(Exercise aim):
Make an exact copy of each entry, leaving out every picture.

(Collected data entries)

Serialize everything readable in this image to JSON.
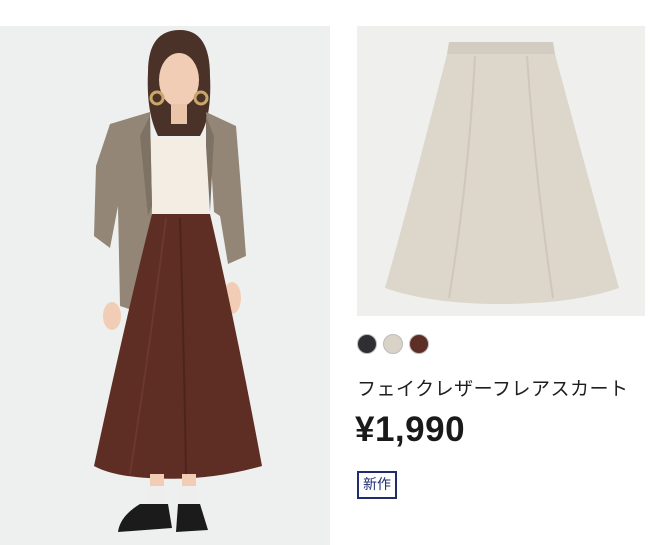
{
  "product": {
    "name": "フェイクレザーフレアスカート",
    "price": "¥1,990",
    "badge": "新作",
    "images": {
      "model": "model-wearing-skirt-photo",
      "flat": "skirt-flat-photo"
    },
    "colors": [
      {
        "name": "black",
        "hex": "#2f2f31"
      },
      {
        "name": "beige",
        "hex": "#d9d2c7"
      },
      {
        "name": "dark-brown",
        "hex": "#5d2e26"
      }
    ]
  }
}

(Full output):
Serialize everything readable in this image to JSON.
{
  "product": {
    "name": "フェイクレザーフレアスカート",
    "price": "¥1,990",
    "badge": "新作",
    "images": {
      "model": "model-wearing-skirt-photo",
      "flat": "skirt-flat-photo"
    },
    "colors": [
      {
        "name": "black",
        "hex": "#2f2f31"
      },
      {
        "name": "beige",
        "hex": "#d9d2c7"
      },
      {
        "name": "dark-brown",
        "hex": "#5d2e26"
      }
    ]
  }
}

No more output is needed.